§ **BRIEF**: Each entry below is to be printed verbatim.

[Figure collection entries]
══════

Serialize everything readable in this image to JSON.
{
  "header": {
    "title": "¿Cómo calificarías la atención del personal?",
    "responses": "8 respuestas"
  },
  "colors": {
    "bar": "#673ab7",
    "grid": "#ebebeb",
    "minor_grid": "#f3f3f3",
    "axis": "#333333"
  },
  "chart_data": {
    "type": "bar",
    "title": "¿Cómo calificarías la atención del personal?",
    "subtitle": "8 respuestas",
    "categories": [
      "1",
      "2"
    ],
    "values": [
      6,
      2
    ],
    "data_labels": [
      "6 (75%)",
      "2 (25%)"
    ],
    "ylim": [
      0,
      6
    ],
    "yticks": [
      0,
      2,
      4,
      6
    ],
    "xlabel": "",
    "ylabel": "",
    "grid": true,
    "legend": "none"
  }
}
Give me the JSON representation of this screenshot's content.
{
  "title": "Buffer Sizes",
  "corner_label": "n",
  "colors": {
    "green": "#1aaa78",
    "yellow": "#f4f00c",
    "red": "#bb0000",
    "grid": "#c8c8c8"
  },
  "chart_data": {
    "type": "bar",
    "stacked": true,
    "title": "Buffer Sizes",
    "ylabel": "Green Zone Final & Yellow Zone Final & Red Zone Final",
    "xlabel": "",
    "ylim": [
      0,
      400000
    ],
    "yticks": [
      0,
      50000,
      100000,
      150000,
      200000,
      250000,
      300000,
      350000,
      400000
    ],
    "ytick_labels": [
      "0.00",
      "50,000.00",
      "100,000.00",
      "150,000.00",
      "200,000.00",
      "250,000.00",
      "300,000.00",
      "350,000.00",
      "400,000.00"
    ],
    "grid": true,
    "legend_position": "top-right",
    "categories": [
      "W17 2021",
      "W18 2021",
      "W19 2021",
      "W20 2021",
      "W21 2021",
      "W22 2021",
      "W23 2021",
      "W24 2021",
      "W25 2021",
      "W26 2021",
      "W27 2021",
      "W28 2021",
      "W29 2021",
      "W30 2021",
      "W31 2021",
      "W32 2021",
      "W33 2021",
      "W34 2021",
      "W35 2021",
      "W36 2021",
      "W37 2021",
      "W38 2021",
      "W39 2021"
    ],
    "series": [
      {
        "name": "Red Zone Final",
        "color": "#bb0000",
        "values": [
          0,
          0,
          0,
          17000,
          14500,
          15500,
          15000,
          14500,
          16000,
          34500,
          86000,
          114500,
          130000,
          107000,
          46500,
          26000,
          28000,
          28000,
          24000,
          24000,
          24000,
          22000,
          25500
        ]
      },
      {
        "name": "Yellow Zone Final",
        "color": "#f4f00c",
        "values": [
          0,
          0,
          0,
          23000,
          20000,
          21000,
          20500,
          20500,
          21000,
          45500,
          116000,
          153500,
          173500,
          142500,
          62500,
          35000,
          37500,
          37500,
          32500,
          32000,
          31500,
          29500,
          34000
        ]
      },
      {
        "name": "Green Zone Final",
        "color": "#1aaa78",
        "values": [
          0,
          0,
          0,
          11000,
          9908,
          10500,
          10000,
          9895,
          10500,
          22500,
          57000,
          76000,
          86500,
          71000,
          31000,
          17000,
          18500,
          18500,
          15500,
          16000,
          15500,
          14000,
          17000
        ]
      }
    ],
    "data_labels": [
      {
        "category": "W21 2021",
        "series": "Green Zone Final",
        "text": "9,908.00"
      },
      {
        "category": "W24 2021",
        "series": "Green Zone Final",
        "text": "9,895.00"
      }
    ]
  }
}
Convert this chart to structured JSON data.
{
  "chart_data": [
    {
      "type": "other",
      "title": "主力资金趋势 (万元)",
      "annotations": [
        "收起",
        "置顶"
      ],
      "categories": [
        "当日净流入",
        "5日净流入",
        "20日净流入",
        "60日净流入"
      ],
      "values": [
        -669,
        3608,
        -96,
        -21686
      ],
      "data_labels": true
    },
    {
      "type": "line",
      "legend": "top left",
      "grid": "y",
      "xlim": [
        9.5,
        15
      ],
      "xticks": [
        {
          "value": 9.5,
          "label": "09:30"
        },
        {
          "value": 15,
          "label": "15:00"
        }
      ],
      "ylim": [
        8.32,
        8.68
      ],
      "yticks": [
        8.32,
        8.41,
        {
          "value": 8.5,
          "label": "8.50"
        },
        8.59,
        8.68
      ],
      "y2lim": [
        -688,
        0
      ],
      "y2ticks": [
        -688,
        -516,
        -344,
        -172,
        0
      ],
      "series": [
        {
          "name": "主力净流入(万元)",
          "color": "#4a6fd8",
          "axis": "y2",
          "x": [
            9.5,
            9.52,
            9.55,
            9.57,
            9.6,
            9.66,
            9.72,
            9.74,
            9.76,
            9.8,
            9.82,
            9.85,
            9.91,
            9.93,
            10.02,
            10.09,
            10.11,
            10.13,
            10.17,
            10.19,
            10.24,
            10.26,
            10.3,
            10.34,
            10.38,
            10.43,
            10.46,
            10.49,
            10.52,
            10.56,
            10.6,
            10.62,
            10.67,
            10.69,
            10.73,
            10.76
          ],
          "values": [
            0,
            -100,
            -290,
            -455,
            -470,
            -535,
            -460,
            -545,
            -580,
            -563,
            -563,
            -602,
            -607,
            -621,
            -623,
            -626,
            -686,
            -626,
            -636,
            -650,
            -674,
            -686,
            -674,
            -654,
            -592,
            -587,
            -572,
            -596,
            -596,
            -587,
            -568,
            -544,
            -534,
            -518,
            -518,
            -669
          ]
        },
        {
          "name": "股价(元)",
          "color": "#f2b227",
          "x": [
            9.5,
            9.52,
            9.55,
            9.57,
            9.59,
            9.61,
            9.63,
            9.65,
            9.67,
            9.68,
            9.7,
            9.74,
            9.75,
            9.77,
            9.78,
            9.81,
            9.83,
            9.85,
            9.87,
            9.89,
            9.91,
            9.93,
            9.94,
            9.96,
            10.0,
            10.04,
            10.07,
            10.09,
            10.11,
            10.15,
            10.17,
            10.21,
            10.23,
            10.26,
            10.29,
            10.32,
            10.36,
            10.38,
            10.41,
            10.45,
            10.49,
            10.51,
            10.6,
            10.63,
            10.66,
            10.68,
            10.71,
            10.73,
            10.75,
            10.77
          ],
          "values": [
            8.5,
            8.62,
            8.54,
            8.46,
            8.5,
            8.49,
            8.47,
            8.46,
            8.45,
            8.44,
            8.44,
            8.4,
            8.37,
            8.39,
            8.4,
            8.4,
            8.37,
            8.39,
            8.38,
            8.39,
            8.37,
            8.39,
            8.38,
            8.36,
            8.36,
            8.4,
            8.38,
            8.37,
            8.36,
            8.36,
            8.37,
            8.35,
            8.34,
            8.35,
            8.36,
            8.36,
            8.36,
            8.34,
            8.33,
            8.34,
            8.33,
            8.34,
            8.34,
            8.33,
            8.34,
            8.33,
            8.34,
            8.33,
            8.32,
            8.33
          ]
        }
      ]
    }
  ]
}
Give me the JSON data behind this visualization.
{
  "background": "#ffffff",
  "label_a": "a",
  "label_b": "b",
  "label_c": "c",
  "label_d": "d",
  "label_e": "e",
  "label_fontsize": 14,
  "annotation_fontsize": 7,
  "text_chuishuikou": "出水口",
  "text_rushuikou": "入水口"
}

══════

§ **FULL RESPONSE**:
Serialize everything readable in this image to JSON.
{
  "header": {
    "title": "¿Cómo calificarías la atención del personal?",
    "responses": "8 respuestas"
  },
  "colors": {
    "bar": "#673ab7",
    "grid": "#ebebeb",
    "minor_grid": "#f3f3f3",
    "axis": "#333333"
  },
  "chart_data": {
    "type": "bar",
    "title": "¿Cómo calificarías la atención del personal?",
    "subtitle": "8 respuestas",
    "categories": [
      "1",
      "2"
    ],
    "values": [
      6,
      2
    ],
    "data_labels": [
      "6 (75%)",
      "2 (25%)"
    ],
    "ylim": [
      0,
      6
    ],
    "yticks": [
      0,
      2,
      4,
      6
    ],
    "xlabel": "",
    "ylabel": "",
    "grid": true,
    "legend": "none"
  }
}
Give me the JSON representation of this screenshot's content.
{
  "title": "Buffer Sizes",
  "corner_label": "n",
  "colors": {
    "green": "#1aaa78",
    "yellow": "#f4f00c",
    "red": "#bb0000",
    "grid": "#c8c8c8"
  },
  "chart_data": {
    "type": "bar",
    "stacked": true,
    "title": "Buffer Sizes",
    "ylabel": "Green Zone Final & Yellow Zone Final & Red Zone Final",
    "xlabel": "",
    "ylim": [
      0,
      400000
    ],
    "yticks": [
      0,
      50000,
      100000,
      150000,
      200000,
      250000,
      300000,
      350000,
      400000
    ],
    "ytick_labels": [
      "0.00",
      "50,000.00",
      "100,000.00",
      "150,000.00",
      "200,000.00",
      "250,000.00",
      "300,000.00",
      "350,000.00",
      "400,000.00"
    ],
    "grid": true,
    "legend_position": "top-right",
    "categories": [
      "W17 2021",
      "W18 2021",
      "W19 2021",
      "W20 2021",
      "W21 2021",
      "W22 2021",
      "W23 2021",
      "W24 2021",
      "W25 2021",
      "W26 2021",
      "W27 2021",
      "W28 2021",
      "W29 2021",
      "W30 2021",
      "W31 2021",
      "W32 2021",
      "W33 2021",
      "W34 2021",
      "W35 2021",
      "W36 2021",
      "W37 2021",
      "W38 2021",
      "W39 2021"
    ],
    "series": [
      {
        "name": "Red Zone Final",
        "color": "#bb0000",
        "values": [
          0,
          0,
          0,
          17000,
          14500,
          15500,
          15000,
          14500,
          16000,
          34500,
          86000,
          114500,
          130000,
          107000,
          46500,
          26000,
          28000,
          28000,
          24000,
          24000,
          24000,
          22000,
          25500
        ]
      },
      {
        "name": "Yellow Zone Final",
        "color": "#f4f00c",
        "values": [
          0,
          0,
          0,
          23000,
          20000,
          21000,
          20500,
          20500,
          21000,
          45500,
          116000,
          153500,
          173500,
          142500,
          62500,
          35000,
          37500,
          37500,
          32500,
          32000,
          31500,
          29500,
          34000
        ]
      },
      {
        "name": "Green Zone Final",
        "color": "#1aaa78",
        "values": [
          0,
          0,
          0,
          11000,
          9908,
          10500,
          10000,
          9895,
          10500,
          22500,
          57000,
          76000,
          86500,
          71000,
          31000,
          17000,
          18500,
          18500,
          15500,
          16000,
          15500,
          14000,
          17000
        ]
      }
    ],
    "data_labels": [
      {
        "category": "W21 2021",
        "series": "Green Zone Final",
        "text": "9,908.00"
      },
      {
        "category": "W24 2021",
        "series": "Green Zone Final",
        "text": "9,895.00"
      }
    ]
  }
}
Convert this chart to structured JSON data.
{
  "chart_data": [
    {
      "type": "other",
      "title": "主力资金趋势 (万元)",
      "annotations": [
        "收起",
        "置顶"
      ],
      "categories": [
        "当日净流入",
        "5日净流入",
        "20日净流入",
        "60日净流入"
      ],
      "values": [
        -669,
        3608,
        -96,
        -21686
      ],
      "data_labels": true
    },
    {
      "type": "line",
      "legend": "top left",
      "grid": "y",
      "xlim": [
        9.5,
        15
      ],
      "xticks": [
        {
          "value": 9.5,
          "label": "09:30"
        },
        {
          "value": 15,
          "label": "15:00"
        }
      ],
      "ylim": [
        8.32,
        8.68
      ],
      "yticks": [
        8.32,
        8.41,
        {
          "value": 8.5,
          "label": "8.50"
        },
        8.59,
        8.68
      ],
      "y2lim": [
        -688,
        0
      ],
      "y2ticks": [
        -688,
        -516,
        -344,
        -172,
        0
      ],
      "series": [
        {
          "name": "主力净流入(万元)",
          "color": "#4a6fd8",
          "axis": "y2",
          "x": [
            9.5,
            9.52,
            9.55,
            9.57,
            9.6,
            9.66,
            9.72,
            9.74,
            9.76,
            9.8,
            9.82,
            9.85,
            9.91,
            9.93,
            10.02,
            10.09,
            10.11,
            10.13,
            10.17,
            10.19,
            10.24,
            10.26,
            10.3,
            10.34,
            10.38,
            10.43,
            10.46,
            10.49,
            10.52,
            10.56,
            10.6,
            10.62,
            10.67,
            10.69,
            10.73,
            10.76
          ],
          "values": [
            0,
            -100,
            -290,
            -455,
            -470,
            -535,
            -460,
            -545,
            -580,
            -563,
            -563,
            -602,
            -607,
            -621,
            -623,
            -626,
            -686,
            -626,
            -636,
            -650,
            -674,
            -686,
            -674,
            -654,
            -592,
            -587,
            -572,
            -596,
            -596,
            -587,
            -568,
            -544,
            -534,
            -518,
            -518,
            -669
          ]
        },
        {
          "name": "股价(元)",
          "color": "#f2b227",
          "x": [
            9.5,
            9.52,
            9.55,
            9.57,
            9.59,
            9.61,
            9.63,
            9.65,
            9.67,
            9.68,
            9.7,
            9.74,
            9.75,
            9.77,
            9.78,
            9.81,
            9.83,
            9.85,
            9.87,
            9.89,
            9.91,
            9.93,
            9.94,
            9.96,
            10.0,
            10.04,
            10.07,
            10.09,
            10.11,
            10.15,
            10.17,
            10.21,
            10.23,
            10.26,
            10.29,
            10.32,
            10.36,
            10.38,
            10.41,
            10.45,
            10.49,
            10.51,
            10.6,
            10.63,
            10.66,
            10.68,
            10.71,
            10.73,
            10.75,
            10.77
          ],
          "values": [
            8.5,
            8.62,
            8.54,
            8.46,
            8.5,
            8.49,
            8.47,
            8.46,
            8.45,
            8.44,
            8.44,
            8.4,
            8.37,
            8.39,
            8.4,
            8.4,
            8.37,
            8.39,
            8.38,
            8.39,
            8.37,
            8.39,
            8.38,
            8.36,
            8.36,
            8.4,
            8.38,
            8.37,
            8.36,
            8.36,
            8.37,
            8.35,
            8.34,
            8.35,
            8.36,
            8.36,
            8.36,
            8.34,
            8.33,
            8.34,
            8.33,
            8.34,
            8.34,
            8.33,
            8.34,
            8.33,
            8.34,
            8.33,
            8.32,
            8.33
          ]
        }
      ]
    }
  ]
}
Give me the JSON data behind this visualization.
{
  "background": "#ffffff",
  "label_a": "a",
  "label_b": "b",
  "label_c": "c",
  "label_d": "d",
  "label_e": "e",
  "label_fontsize": 14,
  "annotation_fontsize": 7,
  "text_chuishuikou": "出水口",
  "text_rushuikou": "入水口"
}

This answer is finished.